#### RECORDS SUPPLIED ####

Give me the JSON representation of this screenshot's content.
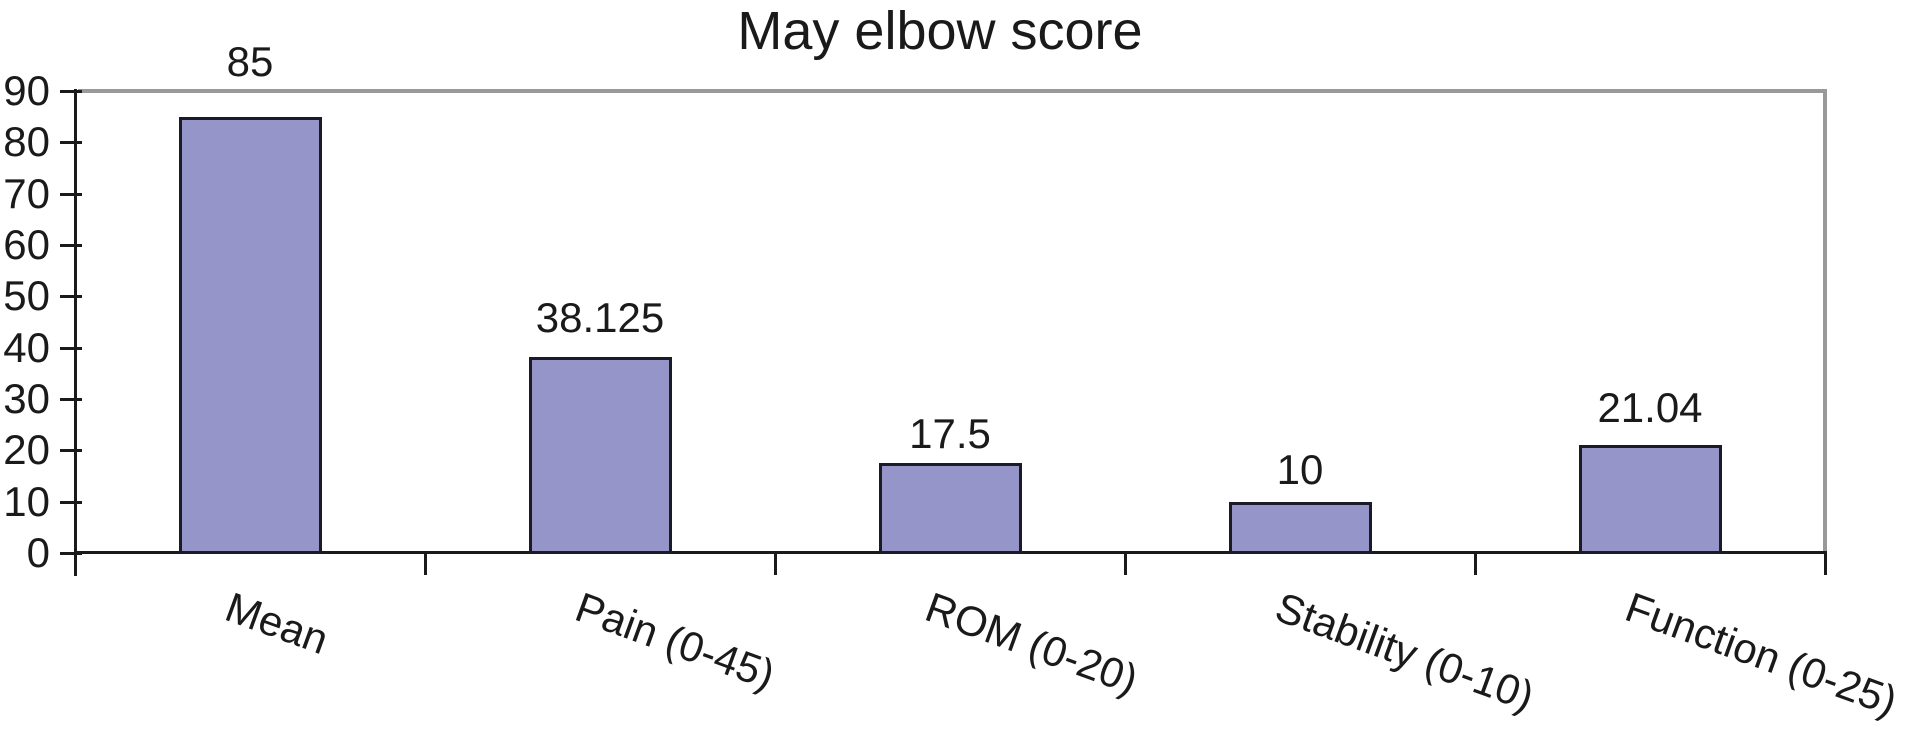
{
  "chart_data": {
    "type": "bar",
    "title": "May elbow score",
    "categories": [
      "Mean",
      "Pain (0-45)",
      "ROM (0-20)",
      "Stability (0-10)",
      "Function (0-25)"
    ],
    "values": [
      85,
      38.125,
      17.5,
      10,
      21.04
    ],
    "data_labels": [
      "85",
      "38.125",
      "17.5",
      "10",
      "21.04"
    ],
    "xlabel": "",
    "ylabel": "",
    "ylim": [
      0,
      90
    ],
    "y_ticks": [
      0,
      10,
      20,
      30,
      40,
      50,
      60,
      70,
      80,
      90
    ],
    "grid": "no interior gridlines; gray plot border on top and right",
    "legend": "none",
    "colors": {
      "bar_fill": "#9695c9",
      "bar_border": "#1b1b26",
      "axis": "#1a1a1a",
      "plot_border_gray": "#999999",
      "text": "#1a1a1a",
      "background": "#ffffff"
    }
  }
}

####

Transcribe the complete set of entries verbatim. No pictures belong in the copy.

EXERCISE OUTPUT:
Give me the JSON representation of this screenshot's content.
{
  "chart_data": {
    "type": "bar",
    "title": "May elbow score",
    "categories": [
      "Mean",
      "Pain (0-45)",
      "ROM (0-20)",
      "Stability (0-10)",
      "Function (0-25)"
    ],
    "values": [
      85,
      38.125,
      17.5,
      10,
      21.04
    ],
    "data_labels": [
      "85",
      "38.125",
      "17.5",
      "10",
      "21.04"
    ],
    "xlabel": "",
    "ylabel": "",
    "ylim": [
      0,
      90
    ],
    "y_ticks": [
      0,
      10,
      20,
      30,
      40,
      50,
      60,
      70,
      80,
      90
    ],
    "grid": "no interior gridlines; gray plot border on top and right",
    "legend": "none",
    "colors": {
      "bar_fill": "#9695c9",
      "bar_border": "#1b1b26",
      "axis": "#1a1a1a",
      "plot_border_gray": "#999999",
      "text": "#1a1a1a",
      "background": "#ffffff"
    }
  }
}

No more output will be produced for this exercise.